* begin *
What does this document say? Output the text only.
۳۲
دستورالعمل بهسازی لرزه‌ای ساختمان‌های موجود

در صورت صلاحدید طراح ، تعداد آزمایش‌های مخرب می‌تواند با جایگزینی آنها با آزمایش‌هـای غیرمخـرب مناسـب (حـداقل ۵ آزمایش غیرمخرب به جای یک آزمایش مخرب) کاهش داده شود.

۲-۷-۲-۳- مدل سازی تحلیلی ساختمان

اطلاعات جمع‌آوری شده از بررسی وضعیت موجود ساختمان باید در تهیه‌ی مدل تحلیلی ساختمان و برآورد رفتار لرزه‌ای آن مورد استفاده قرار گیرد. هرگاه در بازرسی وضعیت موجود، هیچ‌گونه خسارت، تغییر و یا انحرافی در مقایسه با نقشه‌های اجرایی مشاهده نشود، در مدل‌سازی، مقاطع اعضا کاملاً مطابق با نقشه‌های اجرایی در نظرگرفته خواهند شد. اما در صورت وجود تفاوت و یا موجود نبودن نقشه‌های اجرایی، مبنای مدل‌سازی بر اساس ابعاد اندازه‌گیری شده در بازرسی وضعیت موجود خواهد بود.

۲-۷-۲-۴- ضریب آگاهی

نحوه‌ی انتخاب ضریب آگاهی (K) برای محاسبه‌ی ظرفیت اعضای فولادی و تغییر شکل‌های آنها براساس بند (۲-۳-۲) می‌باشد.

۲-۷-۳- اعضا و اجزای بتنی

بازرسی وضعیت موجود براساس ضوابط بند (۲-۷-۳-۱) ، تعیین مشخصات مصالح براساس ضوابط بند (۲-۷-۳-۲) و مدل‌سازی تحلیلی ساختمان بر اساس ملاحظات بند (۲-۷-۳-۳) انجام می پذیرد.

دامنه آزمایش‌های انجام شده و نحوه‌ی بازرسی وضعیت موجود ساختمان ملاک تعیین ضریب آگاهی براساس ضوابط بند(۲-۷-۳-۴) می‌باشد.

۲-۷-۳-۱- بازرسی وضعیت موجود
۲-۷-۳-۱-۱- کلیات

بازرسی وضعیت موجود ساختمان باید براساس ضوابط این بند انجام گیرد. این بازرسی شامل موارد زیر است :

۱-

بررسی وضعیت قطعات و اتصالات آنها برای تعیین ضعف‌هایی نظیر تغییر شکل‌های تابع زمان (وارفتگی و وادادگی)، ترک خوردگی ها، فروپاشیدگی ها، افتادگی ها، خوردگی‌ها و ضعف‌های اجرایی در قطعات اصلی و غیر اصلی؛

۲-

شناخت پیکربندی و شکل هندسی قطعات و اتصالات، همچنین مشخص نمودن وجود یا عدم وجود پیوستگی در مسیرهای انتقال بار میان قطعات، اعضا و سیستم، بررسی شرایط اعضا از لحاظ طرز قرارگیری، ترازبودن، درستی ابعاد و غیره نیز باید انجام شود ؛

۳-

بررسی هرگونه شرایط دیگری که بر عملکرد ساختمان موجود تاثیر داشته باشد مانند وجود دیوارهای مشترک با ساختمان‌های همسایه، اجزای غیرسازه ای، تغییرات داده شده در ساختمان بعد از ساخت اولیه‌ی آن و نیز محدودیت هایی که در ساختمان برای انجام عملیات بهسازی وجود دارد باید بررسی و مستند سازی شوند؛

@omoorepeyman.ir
* end *
* begin *
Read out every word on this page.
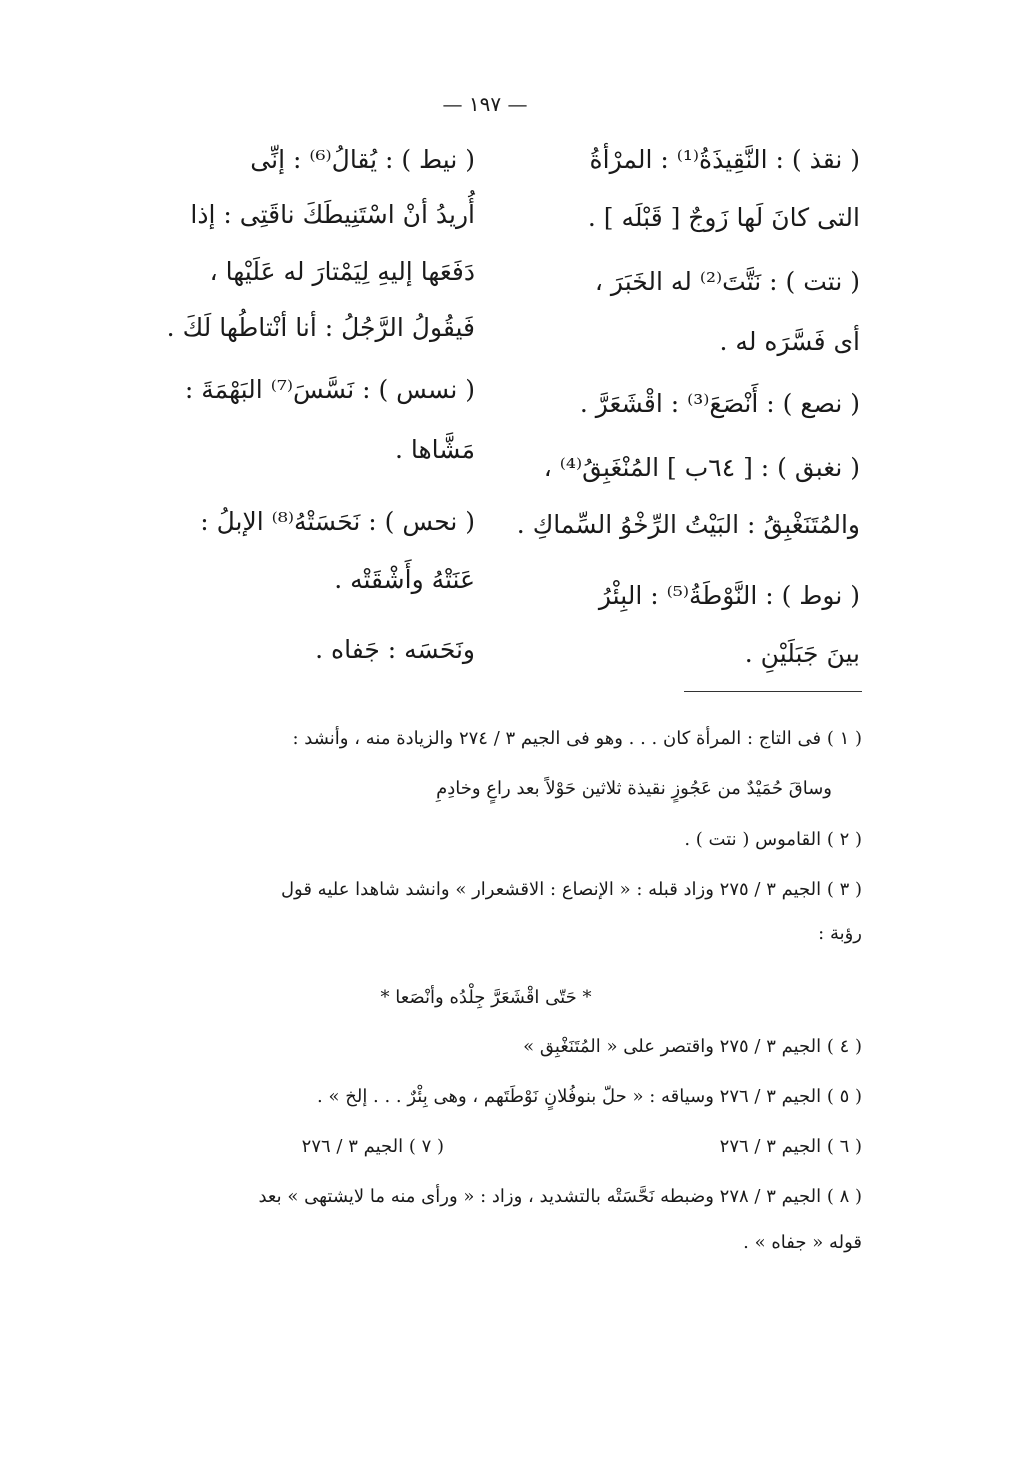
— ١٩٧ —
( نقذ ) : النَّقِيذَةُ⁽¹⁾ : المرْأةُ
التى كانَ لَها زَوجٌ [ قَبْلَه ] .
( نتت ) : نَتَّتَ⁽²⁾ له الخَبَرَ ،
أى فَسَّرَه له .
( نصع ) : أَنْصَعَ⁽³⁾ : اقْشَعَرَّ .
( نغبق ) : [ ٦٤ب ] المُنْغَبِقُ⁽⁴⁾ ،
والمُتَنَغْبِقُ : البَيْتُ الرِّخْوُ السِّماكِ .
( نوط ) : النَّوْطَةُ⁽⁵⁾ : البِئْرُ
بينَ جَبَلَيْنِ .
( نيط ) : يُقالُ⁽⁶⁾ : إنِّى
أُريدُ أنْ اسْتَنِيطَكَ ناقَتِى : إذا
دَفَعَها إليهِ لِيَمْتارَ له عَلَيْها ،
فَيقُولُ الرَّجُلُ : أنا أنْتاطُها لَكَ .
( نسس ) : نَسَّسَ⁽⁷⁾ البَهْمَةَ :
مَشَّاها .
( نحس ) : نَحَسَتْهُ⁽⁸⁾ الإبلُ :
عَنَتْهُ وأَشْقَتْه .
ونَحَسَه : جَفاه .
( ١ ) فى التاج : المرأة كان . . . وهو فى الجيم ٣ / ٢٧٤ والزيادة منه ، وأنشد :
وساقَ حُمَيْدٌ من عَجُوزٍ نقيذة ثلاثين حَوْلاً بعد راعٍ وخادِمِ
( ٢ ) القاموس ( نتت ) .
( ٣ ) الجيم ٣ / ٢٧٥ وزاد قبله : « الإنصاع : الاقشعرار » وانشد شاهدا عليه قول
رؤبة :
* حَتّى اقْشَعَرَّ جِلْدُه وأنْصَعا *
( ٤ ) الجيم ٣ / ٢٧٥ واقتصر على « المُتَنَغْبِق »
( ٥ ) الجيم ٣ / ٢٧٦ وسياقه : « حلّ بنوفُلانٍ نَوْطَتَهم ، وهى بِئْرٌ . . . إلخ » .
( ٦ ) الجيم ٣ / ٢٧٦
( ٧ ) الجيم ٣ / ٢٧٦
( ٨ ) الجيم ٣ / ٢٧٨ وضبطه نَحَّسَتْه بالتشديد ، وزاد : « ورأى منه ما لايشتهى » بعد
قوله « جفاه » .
* end *
* begin *
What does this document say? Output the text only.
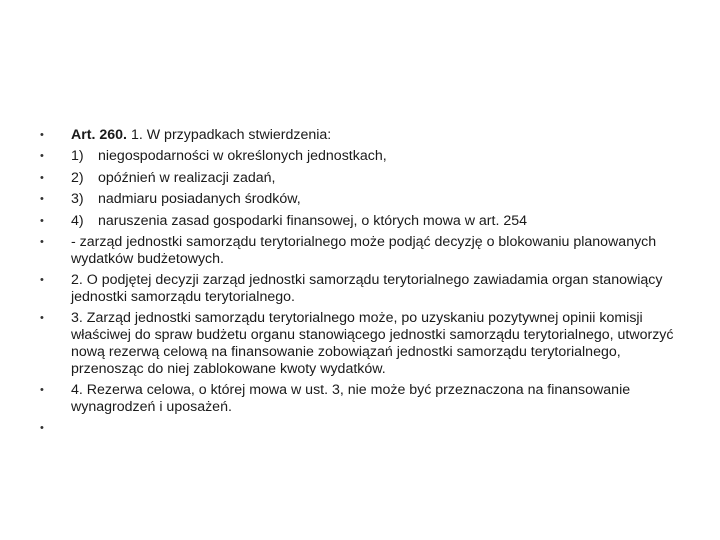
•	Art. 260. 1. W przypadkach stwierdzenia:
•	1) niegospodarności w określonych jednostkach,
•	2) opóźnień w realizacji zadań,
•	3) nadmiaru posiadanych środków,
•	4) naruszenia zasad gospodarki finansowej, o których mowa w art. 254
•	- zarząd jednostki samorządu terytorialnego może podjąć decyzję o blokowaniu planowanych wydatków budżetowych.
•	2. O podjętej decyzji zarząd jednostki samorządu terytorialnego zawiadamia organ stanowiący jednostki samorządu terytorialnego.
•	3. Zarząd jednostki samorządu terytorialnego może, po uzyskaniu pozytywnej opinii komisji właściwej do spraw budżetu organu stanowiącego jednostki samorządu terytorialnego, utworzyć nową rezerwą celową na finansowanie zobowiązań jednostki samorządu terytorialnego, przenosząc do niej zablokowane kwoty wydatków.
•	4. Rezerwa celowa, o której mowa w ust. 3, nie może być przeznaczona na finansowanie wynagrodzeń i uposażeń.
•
* end *
▶ **SET PROBLEM**:
For each line of the listing that holds the word "باشد", show that line.

▶ **SOLVED EXERCISE**:
نحوه‌ی انتخاب ضریب آگاهی (K) برای محاسبه‌ی ظرفیت اعضای فولادی و تغییر شکل‌های آنها براساس بند (۲-۳-۲) می‌باشد.
دامنه آزمایش‌های انجام شده و نحوه‌ی بازرسی وضعیت موجود ساختمان ملاک تعیین ضریب آگاهی براساس ضوابط بند(۲-۷-۳-۴) می‌باشد.
بررسی هرگونه شرایط دیگری که بر عملکرد ساختمان موجود تاثیر داشته باشد مانند وجود دیوارهای مشترک با ساختمان‌های همسایه، اجزای غیرسازه ای، تغییرات داده شده در ساختمان بعد از ساخت اولیه‌ی آن و نیز محدودیت هایی که در ساختمان برای انجام عملیات بهسازی وجود دارد باید بررسی و مستند سازی شوند؛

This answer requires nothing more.